Smooth transforms of Gaussian noise

Delta method, error propagation, unscented transform, Taylor expansion, in finite and inifinite dimensional spaces

I have a nonlinear transformation of a Gaussian process. What is its distribution? Delta methods, influence functions and other locally-Gaussian transformations of noises. The workhorse of Bayesian filtering and smoothing; as such see Särkkä (2013) for a broad introduction.

See transforms of RVs for non-Gaussian results.

Taylor expansion

Not complicated but it can be a little subtle. For a general exposition which handles first and second-order transforms in context of all the other “easy“ transforms, I recommend Gustafsson and Hendeby (2012), which as a bonus proves some things which look obvious are not, in fact, obvious to prove, and disproves some things which looked obvious to me. Arras (1998) is also good.

Consider a general nonlinear differentiable transformation \(g\) and its second order Taylor expansion. We apply \(g:\mathbb{R}^{n_{x}}\to\mathbb{R}^{n_{z}}\) to a variable \(x,\) defining \(z:=g(x).\) Let \(\mathrm{E}(x)=\mu_{x}\) and \(\operatorname{Var}(x)=P_{x}.\) The Hessian of the \(i^{\text {th }}\) component of \(g\) is denoted \(g_{i}^{\prime \prime}.\) \([x_i]_i\) is a vector where the \(i\)th element is \(x_i\). We will approximate \(z\) using the Taylor expansion, \[z=g\left(\mu_{x}\right)+g^{\prime}\left(\mu_{x}\right)\left(x-\mu_{x}\right)+\left[\frac{1}{2}\left(x-\mu_{x}\right)^{T} g_{i}^{\prime \prime}\left(\mu_{x}\right)\left(x-\mu_{x}\right)\right]_{i}.\] Leaving aside questions of when this is convergent for now, and assume it is. Then we assert \(z\sim\mathcal{N}(\mu_z,P_z)\). The first moment of \(z\) is given by \[ \mu_{z}=g\left(\mu_{x}\right)+\frac{1}{2}\left[\operatorname{tr}\left(g_{i}^{\prime \prime}\left(\mu_{x}\right) P_{x}\right)\right]_{i} \] Further, let \(x \sim \mathcal{N}\left(\mu_{x}, P_{x}\right)\), then the second moment of \(z\) is given by \[ P_{z}=g^{\prime}\left(\mu_{x}\right) P_{x}\left(g^{\prime}\left(\mu_{x}\right)\right)^{T}+\frac{1}{2}\left[\operatorname{tr}\left(g_{i}^{\prime \prime}\left(\mu_{x}\right) P_{x} g_{j}^{\prime \prime}\left(\mu_{x}\right) P_{x}\right)\right]_{i j} \] with \(i, j=1, \ldots, n_{z}.\)

» DATA PROVIDED
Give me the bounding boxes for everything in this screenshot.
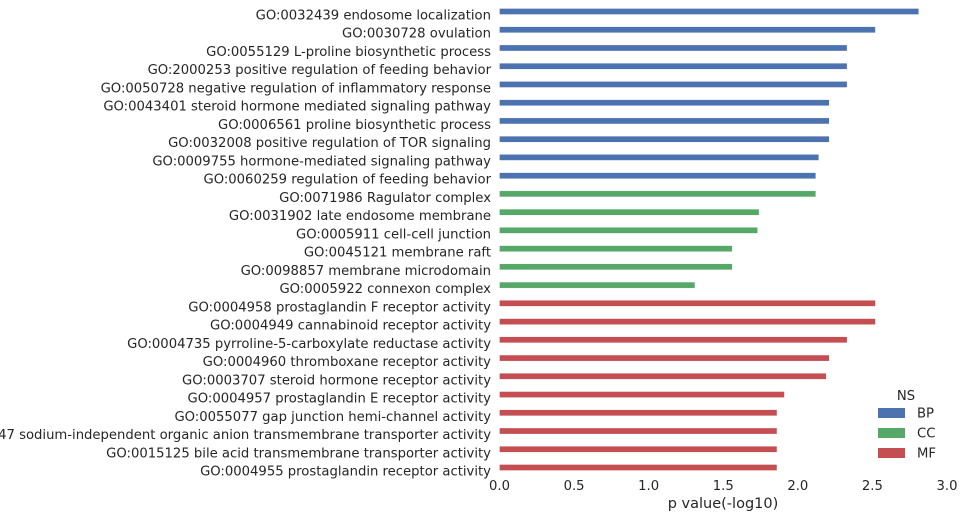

» TASK BRIEF
Translate this sentence from the page on smooth transforms of Gaussian noise into Spanish: "I have a nonlinear transformation of a Gaussian process."

» OUTPUT OF THE TASK
Tengo una transformación no lineal de un proceso gaussiano.